─── Listed records
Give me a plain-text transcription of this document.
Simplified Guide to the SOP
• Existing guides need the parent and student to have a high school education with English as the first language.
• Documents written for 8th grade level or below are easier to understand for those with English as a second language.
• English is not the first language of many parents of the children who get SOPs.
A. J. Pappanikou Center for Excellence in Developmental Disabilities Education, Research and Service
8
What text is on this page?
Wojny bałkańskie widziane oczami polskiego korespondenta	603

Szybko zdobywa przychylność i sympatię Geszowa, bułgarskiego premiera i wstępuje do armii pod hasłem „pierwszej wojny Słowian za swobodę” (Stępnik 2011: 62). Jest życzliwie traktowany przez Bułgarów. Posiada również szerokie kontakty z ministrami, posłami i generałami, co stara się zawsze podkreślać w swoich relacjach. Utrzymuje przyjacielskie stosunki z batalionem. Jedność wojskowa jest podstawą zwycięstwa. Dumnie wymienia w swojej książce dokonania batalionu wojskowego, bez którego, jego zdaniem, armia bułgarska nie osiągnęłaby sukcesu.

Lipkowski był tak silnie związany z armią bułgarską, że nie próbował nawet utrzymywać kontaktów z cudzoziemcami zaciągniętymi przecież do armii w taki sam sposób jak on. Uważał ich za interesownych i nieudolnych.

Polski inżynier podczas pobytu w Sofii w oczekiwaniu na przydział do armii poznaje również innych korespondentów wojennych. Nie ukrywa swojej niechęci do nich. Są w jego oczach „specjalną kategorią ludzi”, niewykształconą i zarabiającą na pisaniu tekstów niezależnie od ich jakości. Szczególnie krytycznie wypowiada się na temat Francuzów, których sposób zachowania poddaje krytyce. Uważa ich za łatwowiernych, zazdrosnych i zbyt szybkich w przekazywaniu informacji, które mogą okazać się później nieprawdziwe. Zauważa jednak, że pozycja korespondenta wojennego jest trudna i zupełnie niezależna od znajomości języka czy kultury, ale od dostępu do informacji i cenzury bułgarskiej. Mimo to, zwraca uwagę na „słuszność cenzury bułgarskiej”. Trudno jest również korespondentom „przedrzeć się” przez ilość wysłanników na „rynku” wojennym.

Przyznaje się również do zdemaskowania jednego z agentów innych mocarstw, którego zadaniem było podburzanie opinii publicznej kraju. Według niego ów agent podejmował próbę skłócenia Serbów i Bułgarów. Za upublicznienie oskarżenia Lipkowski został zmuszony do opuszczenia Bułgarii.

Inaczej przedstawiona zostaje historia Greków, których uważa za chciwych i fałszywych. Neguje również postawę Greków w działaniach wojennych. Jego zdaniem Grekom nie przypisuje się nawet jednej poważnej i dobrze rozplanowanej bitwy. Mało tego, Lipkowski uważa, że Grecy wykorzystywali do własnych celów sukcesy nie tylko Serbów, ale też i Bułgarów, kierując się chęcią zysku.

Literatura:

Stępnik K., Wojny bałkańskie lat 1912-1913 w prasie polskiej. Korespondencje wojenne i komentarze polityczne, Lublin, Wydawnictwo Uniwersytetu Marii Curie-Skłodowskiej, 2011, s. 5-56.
──────
- _Goal_: Copy each line that contains the word "bałkańskie".

- _The solution_:
Wojny bałkańskie widziane oczami polskiego korespondenta	603
Stępnik K., Wojny bałkańskie lat 1912-1913 w prasie polskiej. Korespondencje wojenne i komentarze polityczne, Lublin, Wydawnictwo Uniwersytetu Marii Curie-Skłodowskiej, 2011, s. 5-56.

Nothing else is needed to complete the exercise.